TASK DIRECTIONS :: Write out the listing below exactly, and omit any images you find in it.
═══ INPUT ROWS
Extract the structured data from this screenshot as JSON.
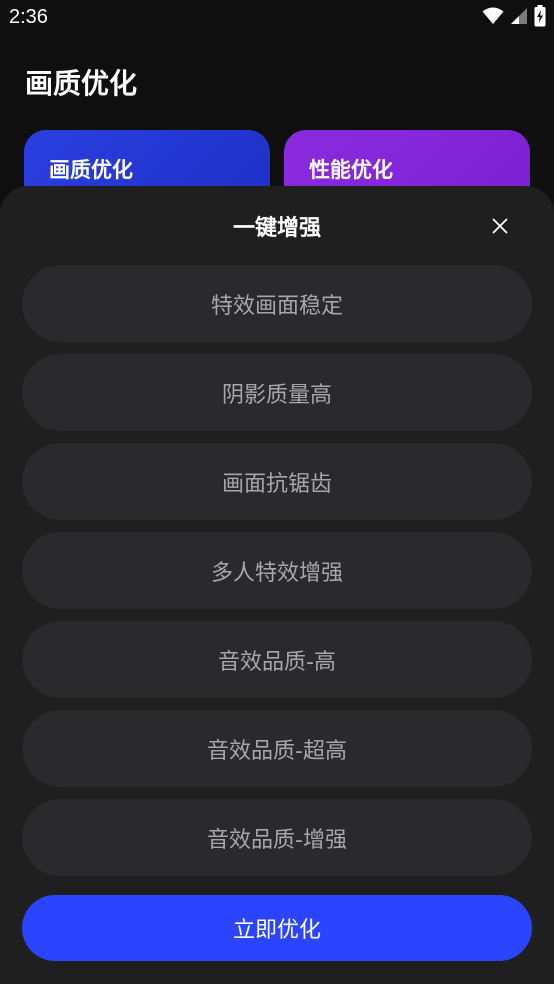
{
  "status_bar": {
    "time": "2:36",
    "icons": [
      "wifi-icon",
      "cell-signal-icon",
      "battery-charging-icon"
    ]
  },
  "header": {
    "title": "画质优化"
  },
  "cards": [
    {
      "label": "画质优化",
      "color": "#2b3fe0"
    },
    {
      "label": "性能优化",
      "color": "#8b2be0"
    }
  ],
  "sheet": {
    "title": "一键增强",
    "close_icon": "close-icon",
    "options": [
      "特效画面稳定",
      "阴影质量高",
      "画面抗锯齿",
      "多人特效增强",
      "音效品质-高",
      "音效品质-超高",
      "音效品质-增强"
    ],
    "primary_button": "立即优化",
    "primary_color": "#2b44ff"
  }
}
══════
CORRECT ANSWER ::
Extract the structured data from this screenshot as JSON.
{
  "status_bar": {
    "time": "2:36",
    "icons": [
      "wifi-icon",
      "cell-signal-icon",
      "battery-charging-icon"
    ]
  },
  "header": {
    "title": "画质优化"
  },
  "cards": [
    {
      "label": "画质优化",
      "color": "#2b3fe0"
    },
    {
      "label": "性能优化",
      "color": "#8b2be0"
    }
  ],
  "sheet": {
    "title": "一键增强",
    "close_icon": "close-icon",
    "options": [
      "特效画面稳定",
      "阴影质量高",
      "画面抗锯齿",
      "多人特效增强",
      "音效品质-高",
      "音效品质-超高",
      "音效品质-增强"
    ],
    "primary_button": "立即优化",
    "primary_color": "#2b44ff"
  }
}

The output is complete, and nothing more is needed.